STATED GOAL: Copy the following records line for line, keeping every character unchanged.

---------- INPUT DATA

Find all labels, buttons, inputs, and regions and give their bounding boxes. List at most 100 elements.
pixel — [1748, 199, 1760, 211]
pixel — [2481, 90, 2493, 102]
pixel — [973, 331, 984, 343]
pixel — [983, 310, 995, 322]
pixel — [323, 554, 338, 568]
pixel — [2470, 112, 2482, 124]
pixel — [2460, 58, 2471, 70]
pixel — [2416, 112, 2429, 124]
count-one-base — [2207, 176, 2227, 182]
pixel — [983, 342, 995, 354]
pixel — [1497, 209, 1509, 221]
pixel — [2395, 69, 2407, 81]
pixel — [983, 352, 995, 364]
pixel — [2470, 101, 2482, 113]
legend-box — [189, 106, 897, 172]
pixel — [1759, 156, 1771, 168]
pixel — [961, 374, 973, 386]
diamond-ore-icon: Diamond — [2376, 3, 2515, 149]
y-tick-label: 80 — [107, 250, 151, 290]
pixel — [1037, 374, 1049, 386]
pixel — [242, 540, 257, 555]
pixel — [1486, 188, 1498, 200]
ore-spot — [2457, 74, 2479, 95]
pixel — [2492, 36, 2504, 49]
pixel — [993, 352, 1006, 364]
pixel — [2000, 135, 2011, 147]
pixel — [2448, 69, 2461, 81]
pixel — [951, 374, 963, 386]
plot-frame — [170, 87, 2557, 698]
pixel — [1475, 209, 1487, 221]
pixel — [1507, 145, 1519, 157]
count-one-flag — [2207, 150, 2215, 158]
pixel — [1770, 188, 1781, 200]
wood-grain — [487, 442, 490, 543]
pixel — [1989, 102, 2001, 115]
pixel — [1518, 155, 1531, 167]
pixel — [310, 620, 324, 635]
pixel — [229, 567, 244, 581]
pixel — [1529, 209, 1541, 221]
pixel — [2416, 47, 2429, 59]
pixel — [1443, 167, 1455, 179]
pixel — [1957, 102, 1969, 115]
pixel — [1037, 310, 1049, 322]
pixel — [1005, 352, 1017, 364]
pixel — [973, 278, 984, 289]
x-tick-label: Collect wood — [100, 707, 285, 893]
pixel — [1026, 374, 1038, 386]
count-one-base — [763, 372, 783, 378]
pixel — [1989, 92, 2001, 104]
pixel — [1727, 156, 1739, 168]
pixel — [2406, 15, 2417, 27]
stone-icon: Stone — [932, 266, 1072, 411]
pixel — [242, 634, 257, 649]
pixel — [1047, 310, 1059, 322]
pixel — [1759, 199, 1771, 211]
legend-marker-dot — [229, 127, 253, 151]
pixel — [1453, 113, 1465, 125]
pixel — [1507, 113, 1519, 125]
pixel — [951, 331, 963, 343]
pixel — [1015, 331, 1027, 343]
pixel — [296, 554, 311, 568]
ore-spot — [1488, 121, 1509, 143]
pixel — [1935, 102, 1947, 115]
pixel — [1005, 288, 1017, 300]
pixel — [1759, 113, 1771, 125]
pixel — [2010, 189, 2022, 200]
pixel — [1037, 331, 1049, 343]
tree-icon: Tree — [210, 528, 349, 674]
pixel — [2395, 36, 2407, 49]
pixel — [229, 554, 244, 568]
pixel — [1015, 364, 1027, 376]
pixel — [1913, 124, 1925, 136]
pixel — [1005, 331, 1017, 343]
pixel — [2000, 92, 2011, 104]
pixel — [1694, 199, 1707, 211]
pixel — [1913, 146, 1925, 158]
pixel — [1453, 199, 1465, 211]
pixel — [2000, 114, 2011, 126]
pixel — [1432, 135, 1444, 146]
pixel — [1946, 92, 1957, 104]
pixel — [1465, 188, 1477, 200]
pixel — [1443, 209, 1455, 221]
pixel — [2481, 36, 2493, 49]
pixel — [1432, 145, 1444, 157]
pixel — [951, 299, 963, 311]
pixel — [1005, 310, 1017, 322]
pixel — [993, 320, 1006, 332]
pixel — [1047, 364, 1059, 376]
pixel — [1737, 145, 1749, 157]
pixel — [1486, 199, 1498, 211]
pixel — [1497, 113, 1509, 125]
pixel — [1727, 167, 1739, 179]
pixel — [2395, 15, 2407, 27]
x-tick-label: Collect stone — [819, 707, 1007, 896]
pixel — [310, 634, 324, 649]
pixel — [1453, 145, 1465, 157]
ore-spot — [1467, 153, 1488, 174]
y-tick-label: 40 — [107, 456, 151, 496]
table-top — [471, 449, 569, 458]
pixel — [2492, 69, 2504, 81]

--------------------

PROBLEM SOLUTION:
Find all labels, buttons, inputs, and regions and give their bounding boxes. List at most 100 elements.
pixel — [1748, 199, 1760, 211]
pixel — [2481, 90, 2493, 102]
pixel — [973, 331, 984, 343]
pixel — [983, 310, 995, 322]
pixel — [323, 554, 338, 568]
pixel — [2470, 112, 2482, 124]
pixel — [2460, 58, 2471, 70]
pixel — [2416, 112, 2429, 124]
count-one-base — [2207, 176, 2227, 182]
pixel — [983, 342, 995, 354]
pixel — [1497, 209, 1509, 221]
pixel — [2395, 69, 2407, 81]
pixel — [983, 352, 995, 364]
pixel — [2470, 101, 2482, 113]
legend-box — [189, 106, 897, 172]
pixel — [1759, 156, 1771, 168]
pixel — [961, 374, 973, 386]
diamond-ore-icon: Diamond — [2376, 3, 2515, 149]
y-tick-label: 80 — [107, 250, 151, 290]
pixel — [1037, 374, 1049, 386]
pixel — [242, 540, 257, 555]
pixel — [1486, 188, 1498, 200]
ore-spot — [2457, 74, 2479, 95]
pixel — [2492, 36, 2504, 49]
pixel — [993, 352, 1006, 364]
pixel — [2000, 135, 2011, 147]
pixel — [2448, 69, 2461, 81]
pixel — [951, 374, 963, 386]
plot-frame — [170, 87, 2557, 698]
pixel — [1475, 209, 1487, 221]
pixel — [1507, 145, 1519, 157]
count-one-flag — [2207, 150, 2215, 158]
pixel — [1770, 188, 1781, 200]
wood-grain — [487, 442, 490, 543]
pixel — [1989, 102, 2001, 115]
pixel — [1518, 155, 1531, 167]
pixel — [310, 620, 324, 635]
pixel — [229, 567, 244, 581]
pixel — [1529, 209, 1541, 221]
pixel — [2416, 47, 2429, 59]
pixel — [1443, 167, 1455, 179]
pixel — [1957, 102, 1969, 115]
pixel — [1037, 310, 1049, 322]
pixel — [1005, 352, 1017, 364]
pixel — [973, 278, 984, 289]
x-tick-label: Collect wood — [100, 707, 285, 893]
pixel — [1026, 374, 1038, 386]
count-one-base — [763, 372, 783, 378]
pixel — [1989, 92, 2001, 104]
pixel — [1727, 156, 1739, 168]
pixel — [2406, 15, 2417, 27]
stone-icon: Stone — [932, 266, 1072, 411]
pixel — [242, 634, 257, 649]
pixel — [1047, 310, 1059, 322]
pixel — [1759, 199, 1771, 211]
legend-marker-dot — [229, 127, 253, 151]
pixel — [1453, 113, 1465, 125]
pixel — [1507, 113, 1519, 125]
pixel — [951, 331, 963, 343]
pixel — [1015, 331, 1027, 343]
pixel — [296, 554, 311, 568]
ore-spot — [1488, 121, 1509, 143]
pixel — [1935, 102, 1947, 115]
pixel — [1005, 288, 1017, 300]
pixel — [1759, 113, 1771, 125]
pixel — [2010, 189, 2022, 200]
pixel — [1037, 331, 1049, 343]
tree-icon: Tree — [210, 528, 349, 674]
pixel — [2395, 36, 2407, 49]
pixel — [229, 554, 244, 568]
pixel — [1015, 364, 1027, 376]
pixel — [1913, 124, 1925, 136]
pixel — [1005, 331, 1017, 343]
pixel — [2000, 92, 2011, 104]
pixel — [1694, 199, 1707, 211]
pixel — [1913, 146, 1925, 158]
pixel — [1453, 199, 1465, 211]
pixel — [2000, 114, 2011, 126]
pixel — [1432, 135, 1444, 146]
pixel — [1946, 92, 1957, 104]
pixel — [1465, 188, 1477, 200]
pixel — [1443, 209, 1455, 221]
pixel — [2481, 36, 2493, 49]
pixel — [1432, 145, 1444, 157]
pixel — [951, 299, 963, 311]
pixel — [1005, 310, 1017, 322]
pixel — [993, 320, 1006, 332]
pixel — [1047, 364, 1059, 376]
pixel — [1737, 145, 1749, 157]
pixel — [1486, 199, 1498, 211]
pixel — [1497, 113, 1509, 125]
pixel — [1727, 167, 1739, 179]
pixel — [2395, 15, 2407, 27]
x-tick-label: Collect stone — [819, 707, 1007, 896]
pixel — [310, 634, 324, 649]
pixel — [1453, 145, 1465, 157]
ore-spot — [1467, 153, 1488, 174]
y-tick-label: 40 — [107, 456, 151, 496]
table-top — [471, 449, 569, 458]
pixel — [2492, 69, 2504, 81]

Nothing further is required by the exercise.